Instructions for the task: Find the number of lines in these records where the word "沪深涨停" appears. Reply with that number and nothing more.

— Start of Dataset —

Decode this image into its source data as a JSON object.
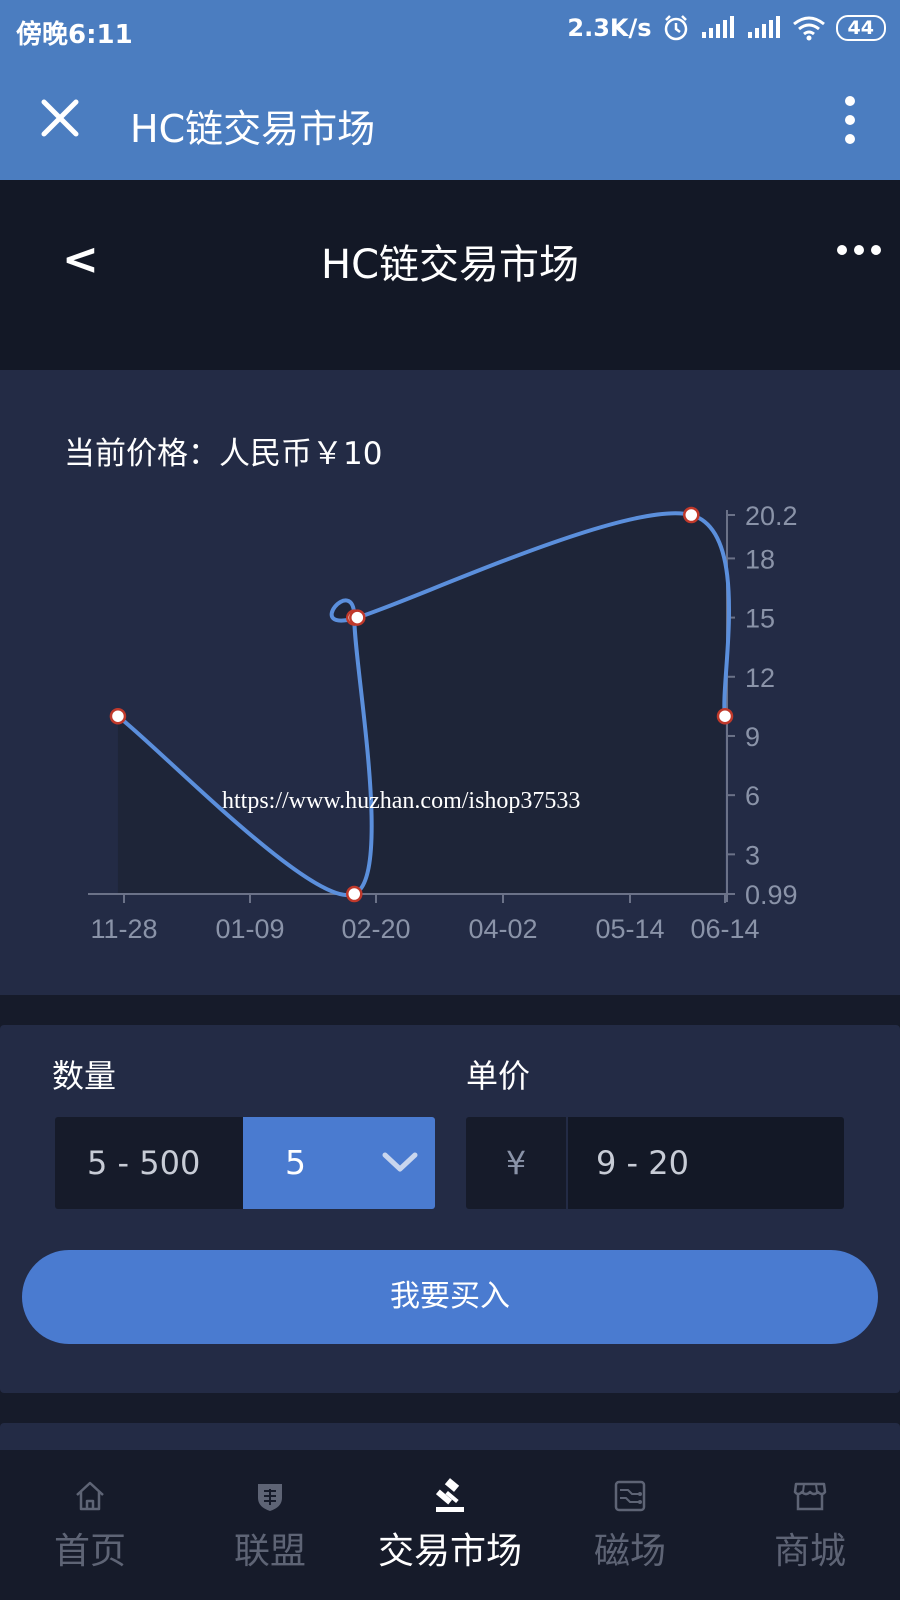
{
  "status_bar": {
    "time": "傍晚6:11",
    "network_speed": "2.3K/s",
    "battery": "44"
  },
  "app_bar": {
    "title": "HC链交易市场",
    "close_icon": "close-icon",
    "menu_icon": "vertical-dots-icon"
  },
  "page_header": {
    "back_label": "<",
    "title": "HC链交易市场",
    "more_icon": "horizontal-dots-icon"
  },
  "price": {
    "label": "当前价格：人民币￥10"
  },
  "watermark": "https://www.huzhan.com/ishop37533",
  "chart_data": {
    "type": "line",
    "title": "",
    "xlabel": "",
    "ylabel": "",
    "x_ticks": [
      "11-28",
      "01-09",
      "02-20",
      "04-02",
      "05-14",
      "06-14"
    ],
    "y_ticks": [
      0.99,
      3,
      6,
      9,
      12,
      15,
      18,
      20.2
    ],
    "ylim": [
      0.99,
      20.2
    ],
    "x": [
      "11-26",
      "02-12",
      "02-12",
      "02-13",
      "06-03",
      "06-14"
    ],
    "y": [
      10,
      0.99,
      15,
      15,
      20.2,
      10
    ],
    "grid": false,
    "y_axis_position": "right",
    "line_color": "#5b8fdc",
    "marker_fill": "#ffffff",
    "marker_stroke": "#c0392b"
  },
  "trade": {
    "quantity_label": "数量",
    "quantity_range": "5 - 500",
    "quantity_selected": "5",
    "unit_price_label": "单价",
    "currency_symbol": "¥",
    "price_range": "9 - 20",
    "buy_button": "我要买入"
  },
  "nav": [
    {
      "label": "首页",
      "icon": "home-icon",
      "active": false
    },
    {
      "label": "联盟",
      "icon": "alliance-shield-icon",
      "active": false
    },
    {
      "label": "交易市场",
      "icon": "gavel-icon",
      "active": true
    },
    {
      "label": "磁场",
      "icon": "circuit-icon",
      "active": false
    },
    {
      "label": "商城",
      "icon": "store-icon",
      "active": false
    }
  ],
  "colors": {
    "primary": "#4b7dc0",
    "button": "#4a7bd0",
    "panel": "#232b45",
    "background": "#161b2a"
  }
}
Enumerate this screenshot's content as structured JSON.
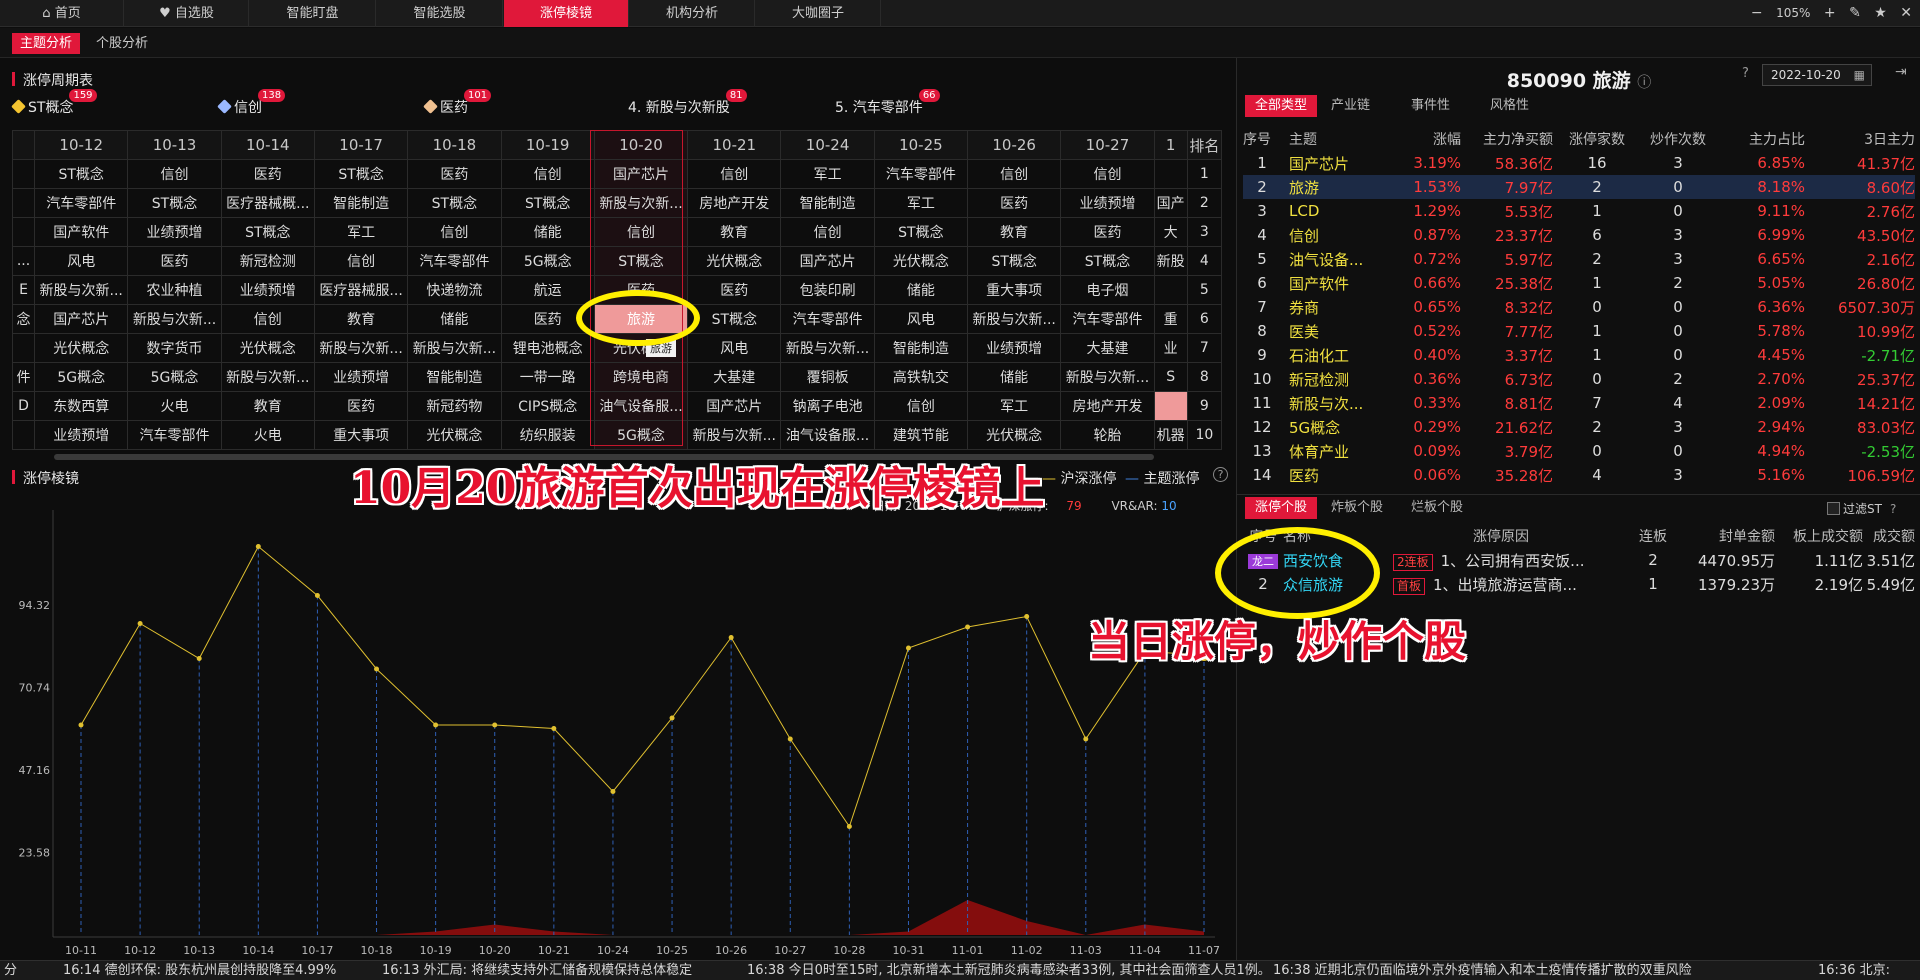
{
  "nav": {
    "tabs": [
      "首页",
      "自选股",
      "智能盯盘",
      "智能选股",
      "涨停棱镜",
      "机构分析",
      "大咖圈子"
    ],
    "active_index": 4,
    "zoom": "105%"
  },
  "subnav": {
    "tabs": [
      "主题分析",
      "个股分析"
    ],
    "active_index": 0
  },
  "period": {
    "title": "涨停周期表",
    "hot_concepts": [
      {
        "label": "ST概念",
        "count": "159",
        "icon_color": "#f4c430"
      },
      {
        "label": "信创",
        "count": "138",
        "icon_color": "#9ab8ff"
      },
      {
        "label": "医药",
        "count": "101",
        "icon_color": "#f0c090"
      },
      {
        "label": "4. 新股与次新股",
        "count": "81"
      },
      {
        "label": "5. 汽车零部件",
        "count": "66"
      }
    ],
    "dates": [
      "10-12",
      "10-13",
      "10-14",
      "10-17",
      "10-18",
      "10-19",
      "10-20",
      "10-21",
      "10-24",
      "10-25",
      "10-26",
      "10-27",
      "1"
    ],
    "rank_label": "排名",
    "rows": [
      {
        "lead": "",
        "cells": [
          "ST概念",
          "信创",
          "医药",
          "ST概念",
          "医药",
          "信创",
          "国产芯片",
          "信创",
          "军工",
          "汽车零部件",
          "信创",
          "信创",
          ""
        ],
        "rank": "1"
      },
      {
        "lead": "",
        "cells": [
          "汽车零部件",
          "ST概念",
          "医疗器械概...",
          "智能制造",
          "ST概念",
          "ST概念",
          "新股与次新...",
          "房地产开发",
          "智能制造",
          "军工",
          "医药",
          "业绩预增",
          "国产"
        ],
        "rank": "2"
      },
      {
        "lead": "",
        "cells": [
          "国产软件",
          "业绩预增",
          "ST概念",
          "军工",
          "信创",
          "储能",
          "信创",
          "教育",
          "信创",
          "ST概念",
          "教育",
          "医药",
          "大"
        ],
        "rank": "3"
      },
      {
        "lead": "...",
        "cells": [
          "风电",
          "医药",
          "新冠检测",
          "信创",
          "汽车零部件",
          "5G概念",
          "ST概念",
          "光伏概念",
          "国产芯片",
          "光伏概念",
          "ST概念",
          "ST概念",
          "新股"
        ],
        "rank": "4"
      },
      {
        "lead": "E",
        "cells": [
          "新股与次新...",
          "农业种植",
          "业绩预增",
          "医疗器械服...",
          "快递物流",
          "航运",
          "医药",
          "医药",
          "包装印刷",
          "储能",
          "重大事项",
          "电子烟",
          ""
        ],
        "rank": "5"
      },
      {
        "lead": "念",
        "cells": [
          "国产芯片",
          "新股与次新...",
          "信创",
          "教育",
          "储能",
          "医药",
          "旅游",
          "ST概念",
          "汽车零部件",
          "风电",
          "新股与次新...",
          "汽车零部件",
          "重"
        ],
        "rank": "6"
      },
      {
        "lead": "",
        "cells": [
          "光伏概念",
          "数字货币",
          "光伏概念",
          "新股与次新...",
          "新股与次新...",
          "锂电池概念",
          "光伏概念",
          "风电",
          "新股与次新...",
          "智能制造",
          "业绩预增",
          "大基建",
          "业"
        ],
        "rank": "7"
      },
      {
        "lead": "件",
        "cells": [
          "5G概念",
          "5G概念",
          "新股与次新...",
          "业绩预增",
          "智能制造",
          "一带一路",
          "跨境电商",
          "大基建",
          "覆铜板",
          "高铁轨交",
          "储能",
          "新股与次新...",
          "S"
        ],
        "rank": "8"
      },
      {
        "lead": "D",
        "cells": [
          "东数西算",
          "火电",
          "教育",
          "医药",
          "新冠药物",
          "CIPS概念",
          "油气设备服...",
          "国产芯片",
          "钠离子电池",
          "信创",
          "军工",
          "房地产开发",
          ""
        ],
        "rank": "9"
      },
      {
        "lead": "",
        "cells": [
          "业绩预增",
          "汽车零部件",
          "火电",
          "重大事项",
          "光伏概念",
          "纺织服装",
          "5G概念",
          "新股与次新...",
          "油气设备服...",
          "建筑节能",
          "光伏概念",
          "轮胎",
          "机器"
        ],
        "rank": "10"
      }
    ],
    "tooltip": "旅游"
  },
  "annotations": {
    "title_note": "10月20旅游首次出现在涨停棱镜上",
    "stock_note": "当日涨停，炒作个股"
  },
  "prism": {
    "title": "涨停棱镜",
    "legend_index": "沪深涨停",
    "legend_theme": "主题涨停",
    "info_date_label": "日期:",
    "info_date": "2022-11-07",
    "info_limitup_label": "沪深涨停:",
    "info_limitup": "79",
    "info_vrar_label": "VR&AR:",
    "info_vrar": "10"
  },
  "chart_data": {
    "type": "line",
    "x": [
      "10-11",
      "10-12",
      "10-13",
      "10-14",
      "10-17",
      "10-18",
      "10-19",
      "10-20",
      "10-21",
      "10-24",
      "10-25",
      "10-26",
      "10-27",
      "10-28",
      "10-31",
      "11-01",
      "11-02",
      "11-03",
      "11-04",
      "11-07"
    ],
    "series": [
      {
        "name": "沪深涨停",
        "values": [
          60,
          89,
          79,
          111,
          97,
          76,
          60,
          60,
          59,
          41,
          62,
          85,
          56,
          31,
          82,
          88,
          91,
          56,
          81,
          80
        ],
        "color": "#e0c030"
      },
      {
        "name": "主题涨停",
        "values": [
          0,
          0,
          0,
          0,
          0,
          0,
          1,
          3,
          1,
          0,
          0,
          0,
          0,
          0,
          1,
          10,
          4,
          0,
          3,
          1
        ],
        "color": "#8b0e0e"
      }
    ],
    "yticks": [
      23.58,
      47.16,
      70.74,
      94.32
    ],
    "ylim": [
      0,
      120
    ]
  },
  "right": {
    "code_title": "850090 旅游",
    "date": "2022-10-20",
    "type_tabs": [
      "全部类型",
      "产业链",
      "事件性",
      "风格性"
    ],
    "theme_headers": [
      "序号",
      "主题",
      "涨幅",
      "主力净买额",
      "涨停家数",
      "炒作次数",
      "主力占比",
      "3日主力"
    ],
    "themes": [
      [
        "1",
        "国产芯片",
        "3.19%",
        "58.36亿",
        "16",
        "3",
        "6.85%",
        "41.37亿"
      ],
      [
        "2",
        "旅游",
        "1.53%",
        "7.97亿",
        "2",
        "0",
        "8.18%",
        "8.60亿"
      ],
      [
        "3",
        "LCD",
        "1.29%",
        "5.53亿",
        "1",
        "0",
        "9.11%",
        "2.76亿"
      ],
      [
        "4",
        "信创",
        "0.87%",
        "23.37亿",
        "6",
        "3",
        "6.99%",
        "43.50亿"
      ],
      [
        "5",
        "油气设备...",
        "0.72%",
        "5.97亿",
        "2",
        "3",
        "6.65%",
        "2.16亿"
      ],
      [
        "6",
        "国产软件",
        "0.66%",
        "25.38亿",
        "1",
        "2",
        "5.05%",
        "26.80亿"
      ],
      [
        "7",
        "券商",
        "0.65%",
        "8.32亿",
        "0",
        "0",
        "6.36%",
        "6507.30万"
      ],
      [
        "8",
        "医美",
        "0.52%",
        "7.77亿",
        "1",
        "0",
        "5.78%",
        "10.99亿"
      ],
      [
        "9",
        "石油化工",
        "0.40%",
        "3.37亿",
        "1",
        "0",
        "4.45%",
        "-2.71亿"
      ],
      [
        "10",
        "新冠检测",
        "0.36%",
        "6.73亿",
        "0",
        "2",
        "2.70%",
        "25.37亿"
      ],
      [
        "11",
        "新股与次...",
        "0.33%",
        "8.81亿",
        "7",
        "4",
        "2.09%",
        "14.21亿"
      ],
      [
        "12",
        "5G概念",
        "0.29%",
        "21.62亿",
        "2",
        "3",
        "2.94%",
        "83.03亿"
      ],
      [
        "13",
        "体育产业",
        "0.09%",
        "3.79亿",
        "0",
        "0",
        "4.94%",
        "-2.53亿"
      ],
      [
        "14",
        "医药",
        "0.06%",
        "35.28亿",
        "4",
        "3",
        "5.16%",
        "106.59亿"
      ]
    ],
    "selected_row": 1,
    "stock_tabs": [
      "涨停个股",
      "炸板个股",
      "烂板个股"
    ],
    "filter_st": "过滤ST",
    "stock_headers": [
      "序号",
      "名称",
      "涨停原因",
      "连板",
      "封单金额",
      "板上成交额",
      "成交额"
    ],
    "stocks": [
      {
        "tag": "龙二",
        "name": "西安饮食",
        "badge": "2连板",
        "reason": "1、公司拥有西安饭...",
        "streak": "2",
        "seal": "4470.95万",
        "onboard": "1.11亿",
        "turnover": "3.51亿"
      },
      {
        "tag": "2",
        "name": "众信旅游",
        "badge": "首板",
        "reason": "1、出境旅游运营商...",
        "streak": "1",
        "seal": "1379.23万",
        "onboard": "2.19亿",
        "turnover": "5.49亿"
      }
    ]
  },
  "ticker": [
    "分",
    "16:14 德创环保: 股东杭州晨创持股降至4.99%",
    "16:13 外汇局: 将继续支持外汇储备规模保持总体稳定",
    "16:38 今日0时至15时, 北京新增本土新冠肺炎病毒感染者33例, 其中社会面筛查人员1例。",
    "16:38 近期北京仍面临境外京外疫情输入和本土疫情传播扩散的双重风险",
    "16:36 北京:"
  ]
}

— End of Dataset —

Written solution: 3